Exercise description: Your task is to repeat the entries word for word while leaving out the pictures.
::::
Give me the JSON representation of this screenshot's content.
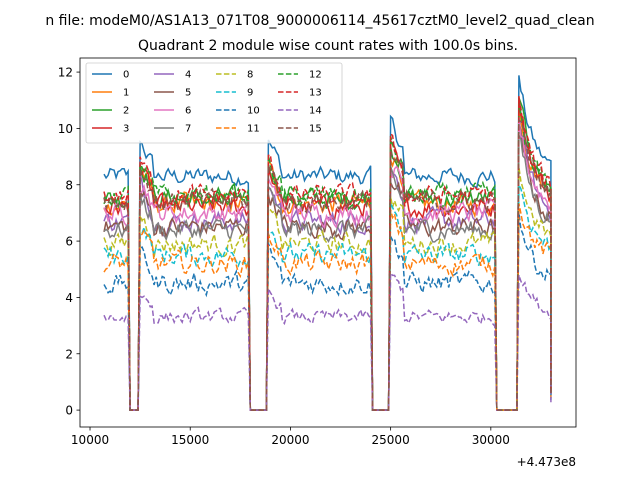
{
  "chart_data": {
    "type": "line",
    "suptitle": "n file: modeM0/AS1A13_071T08_9000006114_45617cztM0_level2_quad_clean",
    "title": "Quadrant 2 module wise count rates with 100.0s bins.",
    "xlabel": "",
    "ylabel": "",
    "x_offset_label": "+4.473e8",
    "xlim": [
      9500,
      34250
    ],
    "ylim": [
      -0.6,
      12.5
    ],
    "xticks": [
      10000,
      15000,
      20000,
      25000,
      30000
    ],
    "xtick_labels": [
      "10000",
      "15000",
      "20000",
      "25000",
      "30000"
    ],
    "yticks": [
      0,
      2,
      4,
      6,
      8,
      10,
      12
    ],
    "ytick_labels": [
      "0",
      "2",
      "4",
      "6",
      "8",
      "10",
      "12"
    ],
    "legend_position": "upper-left",
    "segments": [
      {
        "start": 10700,
        "end": 11900,
        "pre": "none",
        "post": "fall"
      },
      {
        "start": 12500,
        "end": 17900,
        "pre": "rise",
        "post": "fall"
      },
      {
        "start": 18900,
        "end": 24000,
        "pre": "rise",
        "post": "fall"
      },
      {
        "start": 25000,
        "end": 30200,
        "pre": "rise",
        "post": "fall"
      },
      {
        "start": 31400,
        "end": 33000,
        "pre": "rise",
        "post": "decay"
      }
    ],
    "gaps": [
      {
        "start": 12000,
        "end": 12400
      },
      {
        "start": 18000,
        "end": 18800
      },
      {
        "start": 24100,
        "end": 24900
      },
      {
        "start": 30300,
        "end": 31300
      }
    ],
    "series": [
      {
        "name": "0",
        "color": "#1f77b4",
        "dash": "solid",
        "level": 8.3,
        "noise": 0.25,
        "peak": 11.8
      },
      {
        "name": "1",
        "color": "#ff7f0e",
        "dash": "solid",
        "level": 7.3,
        "noise": 0.3,
        "peak": 11.0
      },
      {
        "name": "2",
        "color": "#2ca02c",
        "dash": "solid",
        "level": 7.5,
        "noise": 0.3,
        "peak": 11.2
      },
      {
        "name": "3",
        "color": "#d62728",
        "dash": "solid",
        "level": 7.2,
        "noise": 0.3,
        "peak": 11.4
      },
      {
        "name": "4",
        "color": "#9467bd",
        "dash": "solid",
        "level": 6.7,
        "noise": 0.3,
        "peak": 10.4
      },
      {
        "name": "5",
        "color": "#8c564b",
        "dash": "solid",
        "level": 6.5,
        "noise": 0.3,
        "peak": 10.0
      },
      {
        "name": "6",
        "color": "#e377c2",
        "dash": "solid",
        "level": 7.0,
        "noise": 0.3,
        "peak": 10.2
      },
      {
        "name": "7",
        "color": "#7f7f7f",
        "dash": "solid",
        "level": 6.4,
        "noise": 0.3,
        "peak": 9.8
      },
      {
        "name": "8",
        "color": "#bcbd22",
        "dash": "dashed",
        "level": 5.9,
        "noise": 0.3,
        "peak": 8.6
      },
      {
        "name": "9",
        "color": "#17becf",
        "dash": "dashed",
        "level": 5.5,
        "noise": 0.3,
        "peak": 8.2
      },
      {
        "name": "10",
        "color": "#1f77b4",
        "dash": "dashed",
        "level": 4.5,
        "noise": 0.3,
        "peak": 7.0
      },
      {
        "name": "11",
        "color": "#ff7f0e",
        "dash": "dashed",
        "level": 5.2,
        "noise": 0.3,
        "peak": 7.6
      },
      {
        "name": "12",
        "color": "#2ca02c",
        "dash": "dashed",
        "level": 7.6,
        "noise": 0.3,
        "peak": 10.8
      },
      {
        "name": "13",
        "color": "#d62728",
        "dash": "dashed",
        "level": 7.6,
        "noise": 0.3,
        "peak": 11.0
      },
      {
        "name": "14",
        "color": "#9467bd",
        "dash": "dashed",
        "level": 3.3,
        "noise": 0.2,
        "peak": 5.0
      },
      {
        "name": "15",
        "color": "#8c564b",
        "dash": "dashed",
        "level": 7.4,
        "noise": 0.3,
        "peak": 10.5
      }
    ]
  }
}
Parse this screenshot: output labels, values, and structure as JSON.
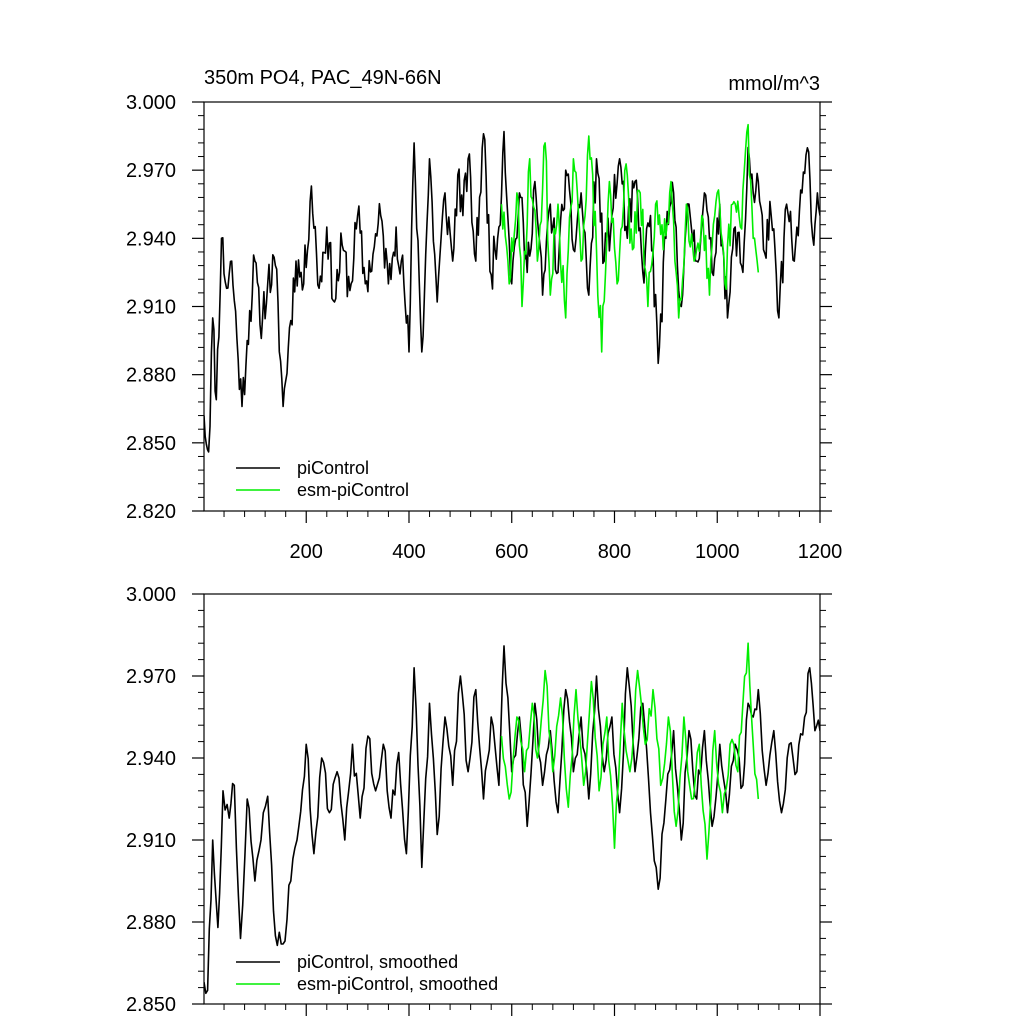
::::
Answer in full:
Give me the JSON representation of this screenshot's content.
{
  "chart_data": {
    "type": "line",
    "suptitle": "n file: modeM0/AS1A13_071T08_9000006114_45617cztM0_level2_quad_clean",
    "title": "Quadrant 2 module wise count rates with 100.0s bins.",
    "xlabel": "",
    "ylabel": "",
    "x_offset_label": "+4.473e8",
    "xlim": [
      9500,
      34250
    ],
    "ylim": [
      -0.6,
      12.5
    ],
    "xticks": [
      10000,
      15000,
      20000,
      25000,
      30000
    ],
    "xtick_labels": [
      "10000",
      "15000",
      "20000",
      "25000",
      "30000"
    ],
    "yticks": [
      0,
      2,
      4,
      6,
      8,
      10,
      12
    ],
    "ytick_labels": [
      "0",
      "2",
      "4",
      "6",
      "8",
      "10",
      "12"
    ],
    "legend_position": "upper-left",
    "segments": [
      {
        "start": 10700,
        "end": 11900,
        "pre": "none",
        "post": "fall"
      },
      {
        "start": 12500,
        "end": 17900,
        "pre": "rise",
        "post": "fall"
      },
      {
        "start": 18900,
        "end": 24000,
        "pre": "rise",
        "post": "fall"
      },
      {
        "start": 25000,
        "end": 30200,
        "pre": "rise",
        "post": "fall"
      },
      {
        "start": 31400,
        "end": 33000,
        "pre": "rise",
        "post": "decay"
      }
    ],
    "gaps": [
      {
        "start": 12000,
        "end": 12400
      },
      {
        "start": 18000,
        "end": 18800
      },
      {
        "start": 24100,
        "end": 24900
      },
      {
        "start": 30300,
        "end": 31300
      }
    ],
    "series": [
      {
        "name": "0",
        "color": "#1f77b4",
        "dash": "solid",
        "level": 8.3,
        "noise": 0.25,
        "peak": 11.8
      },
      {
        "name": "1",
        "color": "#ff7f0e",
        "dash": "solid",
        "level": 7.3,
        "noise": 0.3,
        "peak": 11.0
      },
      {
        "name": "2",
        "color": "#2ca02c",
        "dash": "solid",
        "level": 7.5,
        "noise": 0.3,
        "peak": 11.2
      },
      {
        "name": "3",
        "color": "#d62728",
        "dash": "solid",
        "level": 7.2,
        "noise": 0.3,
        "peak": 11.4
      },
      {
        "name": "4",
        "color": "#9467bd",
        "dash": "solid",
        "level": 6.7,
        "noise": 0.3,
        "peak": 10.4
      },
      {
        "name": "5",
        "color": "#8c564b",
        "dash": "solid",
        "level": 6.5,
        "noise": 0.3,
        "peak": 10.0
      },
      {
        "name": "6",
        "color": "#e377c2",
        "dash": "solid",
        "level": 7.0,
        "noise": 0.3,
        "peak": 10.2
      },
      {
        "name": "7",
        "color": "#7f7f7f",
        "dash": "solid",
        "level": 6.4,
        "noise": 0.3,
        "peak": 9.8
      },
      {
        "name": "8",
        "color": "#bcbd22",
        "dash": "dashed",
        "level": 5.9,
        "noise": 0.3,
        "peak": 8.6
      },
      {
        "name": "9",
        "color": "#17becf",
        "dash": "dashed",
        "level": 5.5,
        "noise": 0.3,
        "peak": 8.2
      },
      {
        "name": "10",
        "color": "#1f77b4",
        "dash": "dashed",
        "level": 4.5,
        "noise": 0.3,
        "peak": 7.0
      },
      {
        "name": "11",
        "color": "#ff7f0e",
        "dash": "dashed",
        "level": 5.2,
        "noise": 0.3,
        "peak": 7.6
      },
      {
        "name": "12",
        "color": "#2ca02c",
        "dash": "dashed",
        "level": 7.6,
        "noise": 0.3,
        "peak": 10.8
      },
      {
        "name": "13",
        "color": "#d62728",
        "dash": "dashed",
        "level": 7.6,
        "noise": 0.3,
        "peak": 11.0
      },
      {
        "name": "14",
        "color": "#9467bd",
        "dash": "dashed",
        "level": 3.3,
        "noise": 0.2,
        "peak": 5.0
      },
      {
        "name": "15",
        "color": "#8c564b",
        "dash": "dashed",
        "level": 7.4,
        "noise": 0.3,
        "peak": 10.5
      }
    ]
  }
}
Parse this screenshot: output labels, values, and structure as JSON.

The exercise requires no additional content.